Your objective: Tally the lines that include the word "platinum" and reply with nothing but the total.

Saved data entries:
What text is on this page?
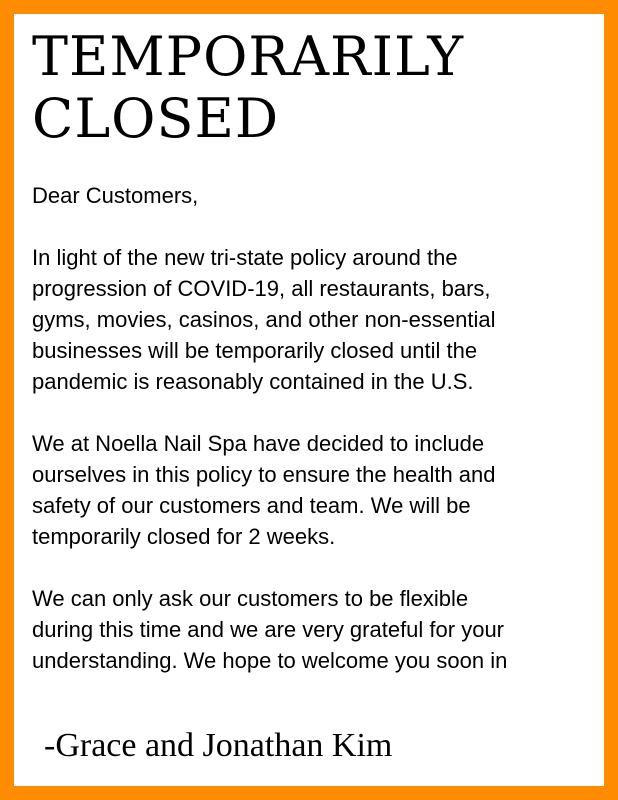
TEMPORARILY
CLOSED

Dear Customers,

In light of the new tri-state policy around the
progression of COVID-19, all restaurants, bars,
gyms, movies, casinos, and other non-essential
businesses will be temporarily closed until the
pandemic is reasonably contained in the U.S.

We at Noella Nail Spa have decided to include
ourselves in this policy to ensure the health and
safety of our customers and team. We will be
temporarily closed for 2 weeks.

We can only ask our customers to be flexible
during this time and we are very grateful for your
understanding. We hope to welcome you soon in

-Grace and Jonathan Kim
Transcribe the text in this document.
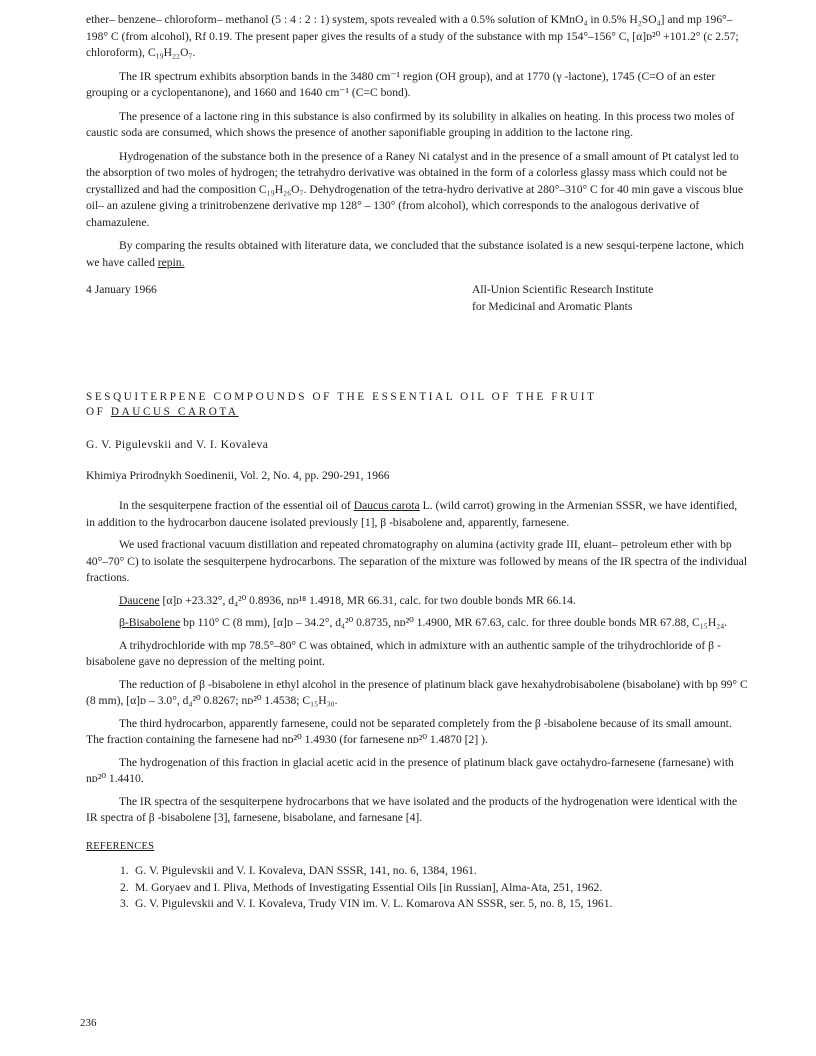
ether– benzene– chloroform– methanol (5 : 4 : 2 : 1) system, spots revealed with a 0.5% solution of KMnO₄ in 0.5% H₂SO₄] and mp 196°–198° C (from alcohol), Rf 0.19. The present paper gives the results of a study of the substance with mp 154°–156° C, [α]ᴅ²⁰ +101.2° (c 2.57; chloroform), C₁₉H₂₂O₇.

The IR spectrum exhibits absorption bands in the 3480 cm⁻¹ region (OH group), and at 1770 (γ -lactone), 1745 (C=O of an ester grouping or a cyclopentanone), and 1660 and 1640 cm⁻¹ (C=C bond).

The presence of a lactone ring in this substance is also confirmed by its solubility in alkalies on heating. In this process two moles of caustic soda are consumed, which shows the presence of another saponifiable grouping in addition to the lactone ring.

Hydrogenation of the substance both in the presence of a Raney Ni catalyst and in the presence of a small amount of Pt catalyst led to the absorption of two moles of hydrogen; the tetrahydro derivative was obtained in the form of a colorless glassy mass which could not be crystallized and had the composition C₁₉H₂₆O₇. Dehydrogenation of the tetra-hydro derivative at 280°–310° C for 40 min gave a viscous blue oil– an azulene giving a trinitrobenzene derivative mp 128° – 130° (from alcohol), which corresponds to the analogous derivative of chamazulene.

By comparing the results obtained with literature data, we concluded that the substance isolated is a new sesqui-terpene lactone, which we have called repin.

4 January 1966	All-Union Scientific Research Institute
for Medicinal and Aromatic Plants
SESQUITERPENE COMPOUNDS OF THE ESSENTIAL OIL OF THE FRUIT
OF DAUCUS CAROTA

G. V. Pigulevskii and V. I. Kovaleva

Khimiya Prirodnykh Soedinenii, Vol. 2, No. 4, pp. 290-291, 1966

In the sesquiterpene fraction of the essential oil of Daucus carota L. (wild carrot) growing in the Armenian SSSR, we have identified, in addition to the hydrocarbon daucene isolated previously [1], β -bisabolene and, apparently, farnesene.

We used fractional vacuum distillation and repeated chromatography on alumina (activity grade III, eluant– petroleum ether with bp 40°–70° C) to isolate the sesquiterpene hydrocarbons. The separation of the mixture was followed by means of the IR spectra of the individual fractions.

Daucene [α]ᴅ +23.32°, d₄²⁰ 0.8936, nᴅ¹⁸ 1.4918, MR 66.31, calc. for two double bonds MR 66.14.

β-Bisabolene bp 110° C (8 mm), [α]ᴅ – 34.2°, d₄²⁰ 0.8735, nᴅ²⁰ 1.4900, MR 67.63, calc. for three double bonds MR 67.88, C₁₅H₂₄.

A trihydrochloride with mp 78.5°–80° C was obtained, which in admixture with an authentic sample of the trihydrochloride of β -bisabolene gave no depression of the melting point.

The reduction of β -bisabolene in ethyl alcohol in the presence of platinum black gave hexahydrobisabolene (bisabolane) with bp 99° C (8 mm), [α]ᴅ – 3.0°, d₄²⁰ 0.8267; nᴅ²⁰ 1.4538; C₁₅H₃₀.

The third hydrocarbon, apparently farnesene, could not be separated completely from the β -bisabolene because of its small amount. The fraction containing the farnesene had nᴅ²⁰ 1.4930 (for farnesene nᴅ²⁰ 1.4870 [2] ).

The hydrogenation of this fraction in glacial acetic acid in the presence of platinum black gave octahydro-farnesene (farnesane) with nᴅ²⁰ 1.4410.

The IR spectra of the sesquiterpene hydrocarbons that we have isolated and the products of the hydrogenation were identical with the IR spectra of β -bisabolene [3], farnesene, bisabolane, and farnesane [4].

REFERENCES

1. G. V. Pigulevskii and V. I. Kovaleva, DAN SSSR, 141, no. 6, 1384, 1961.
2. M. Goryaev and I. Pliva, Methods of Investigating Essential Oils [in Russian], Alma-Ata, 251, 1962.
3. G. V. Pigulevskii and V. I. Kovaleva, Trudy VIN im. V. L. Komarova AN SSSR, ser. 5, no. 8, 15, 1961.
236
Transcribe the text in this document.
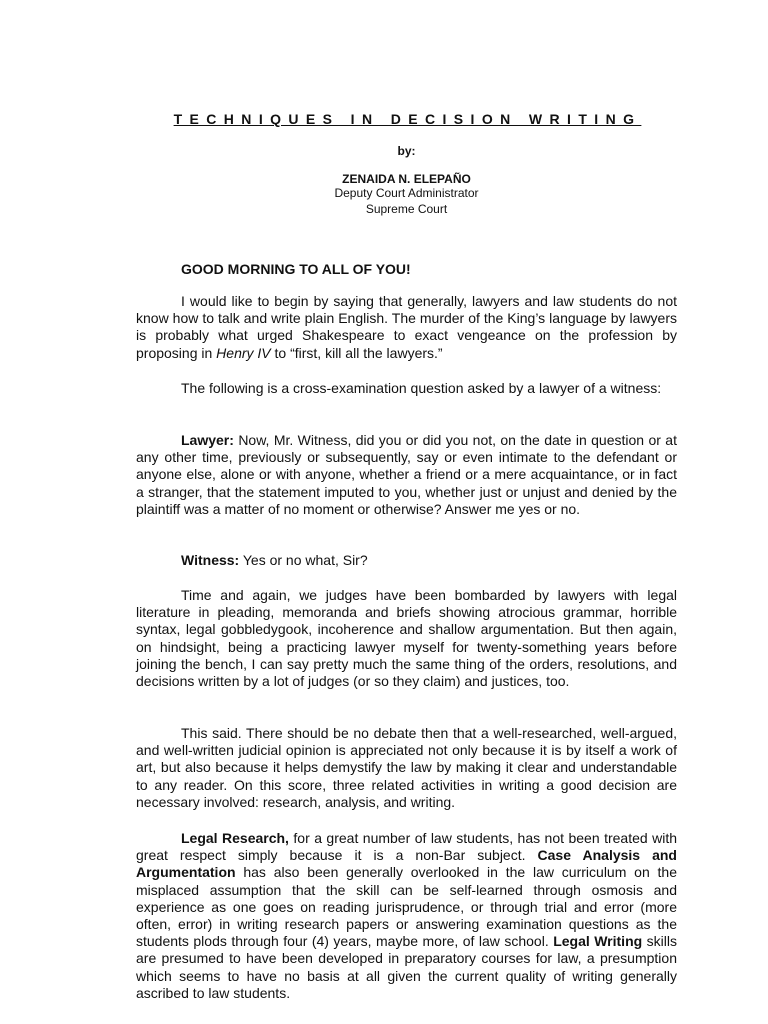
TECHNIQUES IN DECISION WRITING
by:
ZENAIDA N. ELEPAÑO
Deputy Court Administrator
Supreme Court
GOOD MORNING TO ALL OF YOU!

I would like to begin by saying that generally, lawyers and law students do not know how to talk and write plain English. The murder of the King’s language by lawyers is probably what urged Shakespeare to exact vengeance on the profession by proposing in Henry IV to “first, kill all the lawyers.”

The following is a cross-examination question asked by a lawyer of a witness:

Lawyer: Now, Mr. Witness, did you or did you not, on the date in question or at any other time, previously or subsequently, say or even intimate to the defendant or anyone else, alone or with anyone, whether a friend or a mere acquaintance, or in fact a stranger, that the statement imputed to you, whether just or unjust and denied by the plaintiff was a matter of no moment or otherwise? Answer me yes or no.

Witness: Yes or no what, Sir?

Time and again, we judges have been bombarded by lawyers with legal literature in pleading, memoranda and briefs showing atrocious grammar, horrible syntax, legal gobbledygook, incoherence and shallow argumentation. But then again, on hindsight, being a practicing lawyer myself for twenty-something years before joining the bench, I can say pretty much the same thing of the orders, resolutions, and decisions written by a lot of judges (or so they claim) and justices, too.

This said. There should be no debate then that a well-researched, well-argued, and well-written judicial opinion is appreciated not only because it is by itself a work of art, but also because it helps demystify the law by making it clear and understandable to any reader. On this score, three related activities in writing a good decision are necessary involved: research, analysis, and writing.

Legal Research, for a great number of law students, has not been treated with great respect simply because it is a non-Bar subject. Case Analysis and Argumentation has also been generally overlooked in the law curriculum on the misplaced assumption that the skill can be self-learned through osmosis and experience as one goes on reading jurisprudence, or through trial and error (more often, error) in writing research papers or answering examination questions as the students plods through four (4) years, maybe more, of law school. Legal Writing skills are presumed to have been developed in preparatory courses for law, a presumption which seems to have no basis at all given the current quality of writing generally ascribed to law students.
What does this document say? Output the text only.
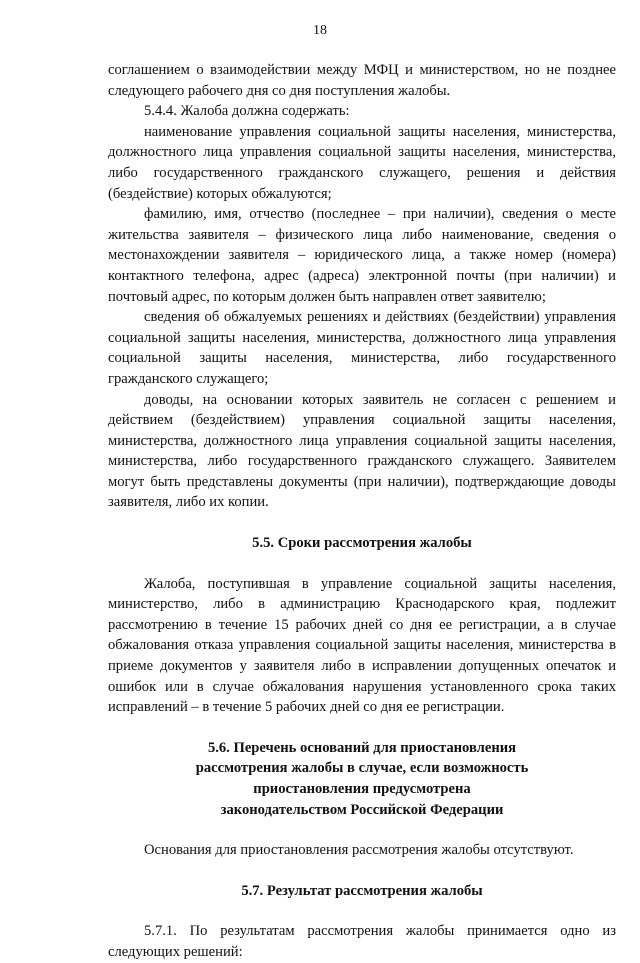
18

соглашением о взаимодействии между МФЦ и министерством, но не позднее следующего рабочего дня со дня поступления жалобы.

5.4.4. Жалоба должна содержать:

наименование управления социальной защиты населения, министерства, должностного лица управления социальной защиты населения, министерства, либо государственного гражданского служащего, решения и действия (бездействие) которых обжалуются;

фамилию, имя, отчество (последнее – при наличии), сведения о месте жительства заявителя – физического лица либо наименование, сведения о местонахождении заявителя – юридического лица, а также номер (номера) контактного телефона, адрес (адреса) электронной почты (при наличии) и почтовый адрес, по которым должен быть направлен ответ заявителю;

сведения об обжалуемых решениях и действиях (бездействии) управления социальной защиты населения, министерства, должностного лица управления социальной защиты населения, министерства, либо государственного гражданского служащего;

доводы, на основании которых заявитель не согласен с решением и действием (бездействием) управления социальной защиты населения, министерства, должностного лица управления социальной защиты населения, министерства, либо государственного гражданского служащего. Заявителем могут быть представлены документы (при наличии), подтверждающие доводы заявителя, либо их копии.

5.5. Сроки рассмотрения жалобы

Жалоба, поступившая в управление социальной защиты населения, министерство, либо в администрацию Краснодарского края, подлежит рассмотрению в течение 15 рабочих дней со дня ее регистрации, а в случае обжалования отказа управления социальной защиты населения, министерства в приеме документов у заявителя либо в исправлении допущенных опечаток и ошибок или в случае обжалования нарушения установленного срока таких исправлений – в течение 5 рабочих дней со дня ее регистрации.

5.6. Перечень оснований для приостановления

рассмотрения жалобы в случае, если возможность

приостановления предусмотрена

законодательством Российской Федерации

Основания для приостановления рассмотрения жалобы отсутствуют.

5.7. Результат рассмотрения жалобы

5.7.1. По результатам рассмотрения жалобы принимается одно из следующих решений:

Exercise answer: 2